■ **Figure collection entries**
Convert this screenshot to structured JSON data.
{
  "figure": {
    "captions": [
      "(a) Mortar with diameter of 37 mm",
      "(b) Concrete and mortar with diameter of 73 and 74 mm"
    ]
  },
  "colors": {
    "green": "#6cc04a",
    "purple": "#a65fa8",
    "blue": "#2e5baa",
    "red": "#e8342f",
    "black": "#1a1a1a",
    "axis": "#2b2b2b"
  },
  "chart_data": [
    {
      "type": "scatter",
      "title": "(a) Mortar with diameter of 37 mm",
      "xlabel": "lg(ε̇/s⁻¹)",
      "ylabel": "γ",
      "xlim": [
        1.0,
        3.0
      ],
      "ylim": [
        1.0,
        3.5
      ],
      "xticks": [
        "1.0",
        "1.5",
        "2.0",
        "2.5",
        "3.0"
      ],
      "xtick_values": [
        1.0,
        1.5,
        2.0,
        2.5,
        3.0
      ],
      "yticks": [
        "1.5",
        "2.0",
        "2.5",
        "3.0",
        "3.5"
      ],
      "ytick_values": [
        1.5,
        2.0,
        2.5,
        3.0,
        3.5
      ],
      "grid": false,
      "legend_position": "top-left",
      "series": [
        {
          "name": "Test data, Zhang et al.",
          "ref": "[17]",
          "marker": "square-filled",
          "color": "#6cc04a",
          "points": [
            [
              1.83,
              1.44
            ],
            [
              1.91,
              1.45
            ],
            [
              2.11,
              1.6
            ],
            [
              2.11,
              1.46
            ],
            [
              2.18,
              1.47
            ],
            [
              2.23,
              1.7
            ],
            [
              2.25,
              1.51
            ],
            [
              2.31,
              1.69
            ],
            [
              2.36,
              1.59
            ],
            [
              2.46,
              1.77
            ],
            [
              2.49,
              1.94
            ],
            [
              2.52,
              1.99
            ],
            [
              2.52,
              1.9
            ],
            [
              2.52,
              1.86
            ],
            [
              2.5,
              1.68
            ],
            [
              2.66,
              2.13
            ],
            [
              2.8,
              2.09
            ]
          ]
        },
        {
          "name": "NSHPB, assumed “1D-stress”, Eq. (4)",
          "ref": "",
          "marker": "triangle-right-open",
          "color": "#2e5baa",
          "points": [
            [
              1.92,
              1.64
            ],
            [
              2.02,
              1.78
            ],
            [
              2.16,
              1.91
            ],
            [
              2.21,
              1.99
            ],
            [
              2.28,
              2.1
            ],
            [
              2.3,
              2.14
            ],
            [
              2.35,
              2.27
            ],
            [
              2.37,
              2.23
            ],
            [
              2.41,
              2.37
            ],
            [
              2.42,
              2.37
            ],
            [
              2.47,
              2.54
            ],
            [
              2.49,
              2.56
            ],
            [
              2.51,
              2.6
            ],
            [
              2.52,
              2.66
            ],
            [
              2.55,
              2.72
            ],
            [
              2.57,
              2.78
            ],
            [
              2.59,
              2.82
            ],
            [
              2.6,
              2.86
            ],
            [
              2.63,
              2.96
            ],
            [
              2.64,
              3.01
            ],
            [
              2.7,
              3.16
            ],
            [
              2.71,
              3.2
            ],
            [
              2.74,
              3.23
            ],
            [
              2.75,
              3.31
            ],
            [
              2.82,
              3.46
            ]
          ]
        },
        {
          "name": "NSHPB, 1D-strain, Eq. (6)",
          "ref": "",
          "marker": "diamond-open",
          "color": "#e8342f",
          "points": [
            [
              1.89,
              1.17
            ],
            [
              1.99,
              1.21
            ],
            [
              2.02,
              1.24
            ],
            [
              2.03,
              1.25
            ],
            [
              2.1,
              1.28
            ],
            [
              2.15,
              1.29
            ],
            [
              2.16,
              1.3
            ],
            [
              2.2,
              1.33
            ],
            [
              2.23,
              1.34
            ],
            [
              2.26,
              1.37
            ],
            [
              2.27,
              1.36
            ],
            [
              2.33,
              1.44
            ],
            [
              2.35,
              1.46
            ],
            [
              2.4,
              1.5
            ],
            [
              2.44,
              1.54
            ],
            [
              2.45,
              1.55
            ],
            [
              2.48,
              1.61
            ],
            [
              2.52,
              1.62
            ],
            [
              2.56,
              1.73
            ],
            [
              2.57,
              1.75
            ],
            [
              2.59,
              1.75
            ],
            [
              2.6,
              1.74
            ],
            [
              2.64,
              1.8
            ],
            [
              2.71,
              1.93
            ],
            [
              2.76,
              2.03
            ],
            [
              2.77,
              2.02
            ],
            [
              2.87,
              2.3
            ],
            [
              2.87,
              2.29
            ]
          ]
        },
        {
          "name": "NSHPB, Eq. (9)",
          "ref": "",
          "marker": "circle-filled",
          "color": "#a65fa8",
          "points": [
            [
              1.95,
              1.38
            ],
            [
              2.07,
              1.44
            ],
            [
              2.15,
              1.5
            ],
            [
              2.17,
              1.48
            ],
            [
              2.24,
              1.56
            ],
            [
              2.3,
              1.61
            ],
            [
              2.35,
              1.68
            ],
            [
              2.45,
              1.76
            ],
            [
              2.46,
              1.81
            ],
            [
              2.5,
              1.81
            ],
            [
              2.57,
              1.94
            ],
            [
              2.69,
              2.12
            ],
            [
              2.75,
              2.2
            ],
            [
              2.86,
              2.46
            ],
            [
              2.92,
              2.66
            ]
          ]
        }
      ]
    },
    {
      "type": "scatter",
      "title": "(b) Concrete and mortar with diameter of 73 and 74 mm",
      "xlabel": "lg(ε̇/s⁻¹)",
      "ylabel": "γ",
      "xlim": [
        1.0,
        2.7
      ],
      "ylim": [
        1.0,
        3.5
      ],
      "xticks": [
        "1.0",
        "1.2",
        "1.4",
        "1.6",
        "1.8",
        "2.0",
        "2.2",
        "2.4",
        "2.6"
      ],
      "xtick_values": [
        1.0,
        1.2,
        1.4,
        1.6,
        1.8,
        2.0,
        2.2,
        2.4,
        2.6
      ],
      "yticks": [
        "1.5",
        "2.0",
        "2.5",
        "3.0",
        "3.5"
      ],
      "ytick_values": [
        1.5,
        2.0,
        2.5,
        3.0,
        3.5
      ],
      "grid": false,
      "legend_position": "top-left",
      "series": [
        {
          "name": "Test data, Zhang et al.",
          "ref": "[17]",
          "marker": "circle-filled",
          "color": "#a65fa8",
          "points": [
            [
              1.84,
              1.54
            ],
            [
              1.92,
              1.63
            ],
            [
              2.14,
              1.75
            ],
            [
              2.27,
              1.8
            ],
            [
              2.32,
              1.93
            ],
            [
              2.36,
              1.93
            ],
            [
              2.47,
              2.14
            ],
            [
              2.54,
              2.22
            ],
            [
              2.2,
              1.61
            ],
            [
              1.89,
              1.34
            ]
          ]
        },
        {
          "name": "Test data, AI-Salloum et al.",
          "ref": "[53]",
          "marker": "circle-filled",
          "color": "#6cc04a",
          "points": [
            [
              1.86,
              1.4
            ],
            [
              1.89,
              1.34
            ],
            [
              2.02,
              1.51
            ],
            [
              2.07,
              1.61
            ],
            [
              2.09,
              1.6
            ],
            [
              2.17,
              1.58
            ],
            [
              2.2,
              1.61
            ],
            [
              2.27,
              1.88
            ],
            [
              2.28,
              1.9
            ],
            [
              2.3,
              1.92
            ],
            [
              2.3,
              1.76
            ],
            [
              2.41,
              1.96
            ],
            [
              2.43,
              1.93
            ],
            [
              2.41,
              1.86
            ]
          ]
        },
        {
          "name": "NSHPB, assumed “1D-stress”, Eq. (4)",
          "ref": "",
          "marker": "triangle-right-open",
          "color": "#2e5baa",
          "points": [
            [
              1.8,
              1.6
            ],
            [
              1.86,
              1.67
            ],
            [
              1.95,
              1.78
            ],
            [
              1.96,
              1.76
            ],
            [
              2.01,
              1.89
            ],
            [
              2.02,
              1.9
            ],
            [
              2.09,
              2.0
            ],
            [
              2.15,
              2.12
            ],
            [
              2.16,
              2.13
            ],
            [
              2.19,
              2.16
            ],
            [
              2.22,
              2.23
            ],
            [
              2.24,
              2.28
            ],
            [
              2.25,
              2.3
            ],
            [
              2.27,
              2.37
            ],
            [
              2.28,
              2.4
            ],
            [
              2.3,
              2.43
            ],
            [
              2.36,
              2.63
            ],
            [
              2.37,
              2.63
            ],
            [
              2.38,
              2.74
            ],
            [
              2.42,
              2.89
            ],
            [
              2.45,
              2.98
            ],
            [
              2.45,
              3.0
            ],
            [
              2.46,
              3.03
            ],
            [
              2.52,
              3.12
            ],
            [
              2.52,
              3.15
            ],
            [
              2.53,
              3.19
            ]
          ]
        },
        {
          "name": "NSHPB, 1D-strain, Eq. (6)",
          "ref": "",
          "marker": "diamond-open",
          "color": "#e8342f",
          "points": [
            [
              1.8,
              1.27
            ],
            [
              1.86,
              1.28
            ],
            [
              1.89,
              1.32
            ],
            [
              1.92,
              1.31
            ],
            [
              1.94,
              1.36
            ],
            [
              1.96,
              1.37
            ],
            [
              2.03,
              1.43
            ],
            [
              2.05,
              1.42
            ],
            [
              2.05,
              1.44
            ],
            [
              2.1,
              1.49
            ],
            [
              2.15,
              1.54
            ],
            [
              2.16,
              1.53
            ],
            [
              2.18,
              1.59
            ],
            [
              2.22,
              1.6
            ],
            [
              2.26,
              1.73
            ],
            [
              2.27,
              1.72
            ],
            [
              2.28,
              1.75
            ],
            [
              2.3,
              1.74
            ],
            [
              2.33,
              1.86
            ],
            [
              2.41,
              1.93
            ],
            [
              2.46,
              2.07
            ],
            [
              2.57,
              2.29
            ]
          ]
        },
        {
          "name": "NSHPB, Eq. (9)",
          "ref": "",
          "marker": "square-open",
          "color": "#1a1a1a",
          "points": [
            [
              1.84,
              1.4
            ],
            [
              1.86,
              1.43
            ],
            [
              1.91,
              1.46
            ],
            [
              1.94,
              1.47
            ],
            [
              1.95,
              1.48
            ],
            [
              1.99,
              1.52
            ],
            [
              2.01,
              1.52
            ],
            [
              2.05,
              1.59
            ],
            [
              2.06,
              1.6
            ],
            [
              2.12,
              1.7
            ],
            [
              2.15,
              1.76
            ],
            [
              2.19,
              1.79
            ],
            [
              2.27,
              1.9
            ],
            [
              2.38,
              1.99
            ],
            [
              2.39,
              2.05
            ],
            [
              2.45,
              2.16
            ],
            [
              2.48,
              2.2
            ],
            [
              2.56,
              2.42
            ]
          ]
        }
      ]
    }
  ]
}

■ **AIM OF THE EXERCISE**
Scan the lines for the string "title". Copy out each line that matches.

■ **SOLUTION TO THIS EXERCISE**
      "title": "(a) Mortar with diameter of 37 mm",
      "title": "(b) Concrete and mortar with diameter of 73 and 74 mm",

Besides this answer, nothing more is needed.